Output each line exactly as it appears, skipping any embedded picture.
####################
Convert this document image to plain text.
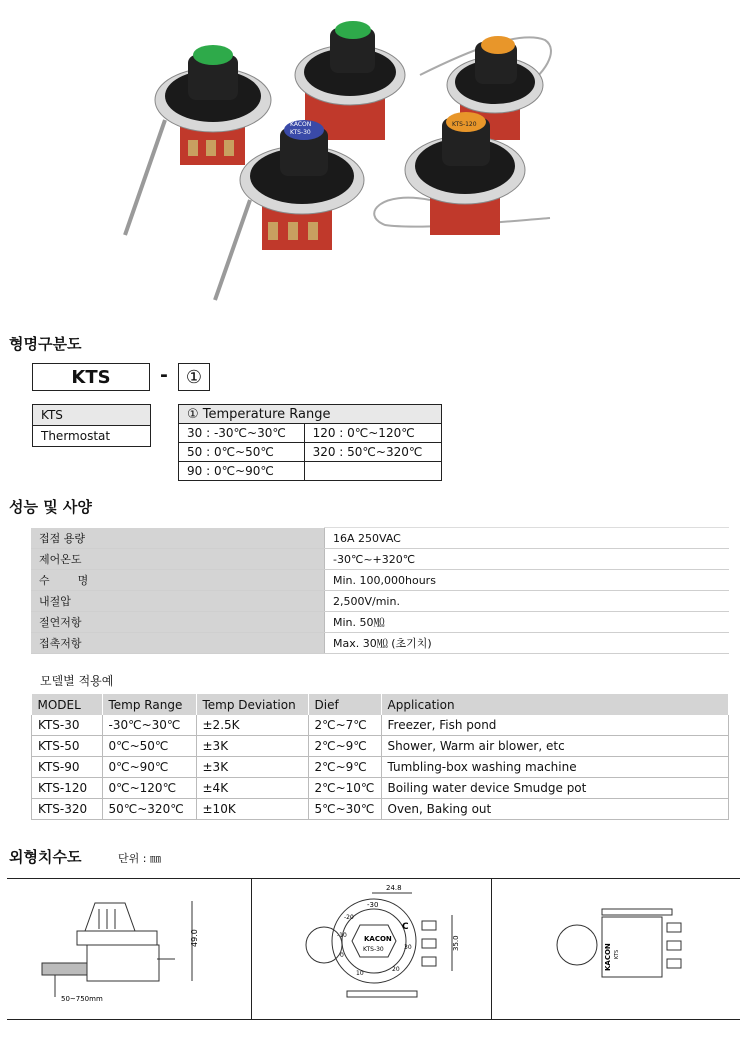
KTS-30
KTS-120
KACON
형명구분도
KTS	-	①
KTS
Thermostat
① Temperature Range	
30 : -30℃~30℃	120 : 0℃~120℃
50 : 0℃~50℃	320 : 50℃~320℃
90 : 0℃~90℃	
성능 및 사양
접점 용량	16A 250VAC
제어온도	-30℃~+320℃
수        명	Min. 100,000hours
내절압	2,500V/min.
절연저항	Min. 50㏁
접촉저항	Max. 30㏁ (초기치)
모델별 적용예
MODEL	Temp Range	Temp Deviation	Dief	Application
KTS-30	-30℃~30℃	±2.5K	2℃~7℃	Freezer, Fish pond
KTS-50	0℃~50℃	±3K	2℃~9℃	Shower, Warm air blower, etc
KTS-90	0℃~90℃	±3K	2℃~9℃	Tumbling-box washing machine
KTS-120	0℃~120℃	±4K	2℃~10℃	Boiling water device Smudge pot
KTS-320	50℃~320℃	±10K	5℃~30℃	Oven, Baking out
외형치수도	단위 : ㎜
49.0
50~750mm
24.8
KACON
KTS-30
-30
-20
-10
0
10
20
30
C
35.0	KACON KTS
####################
• EXERCISE SOLUTION:
Convert this document image to plain text.
KTS-30
KTS-120
KACON
형명구분도
KTS	-	①
KTS
Thermostat
① Temperature Range	
30 : -30℃~30℃	120 : 0℃~120℃
50 : 0℃~50℃	320 : 50℃~320℃
90 : 0℃~90℃	
성능 및 사양
접점 용량	16A 250VAC
제어온도	-30℃~+320℃
수        명	Min. 100,000hours
내절압	2,500V/min.
절연저항	Min. 50㏁
접촉저항	Max. 30㏁ (초기치)
모델별 적용예
MODEL	Temp Range	Temp Deviation	Dief	Application
KTS-30	-30℃~30℃	±2.5K	2℃~7℃	Freezer, Fish pond
KTS-50	0℃~50℃	±3K	2℃~9℃	Shower, Warm air blower, etc
KTS-90	0℃~90℃	±3K	2℃~9℃	Tumbling-box washing machine
KTS-120	0℃~120℃	±4K	2℃~10℃	Boiling water device Smudge pot
KTS-320	50℃~320℃	±10K	5℃~30℃	Oven, Baking out
외형치수도	단위 : ㎜
49.0
50~750mm
24.8
KACON
KTS-30
-30
-20
-10
0
10
20
30
C
35.0	KACON KTS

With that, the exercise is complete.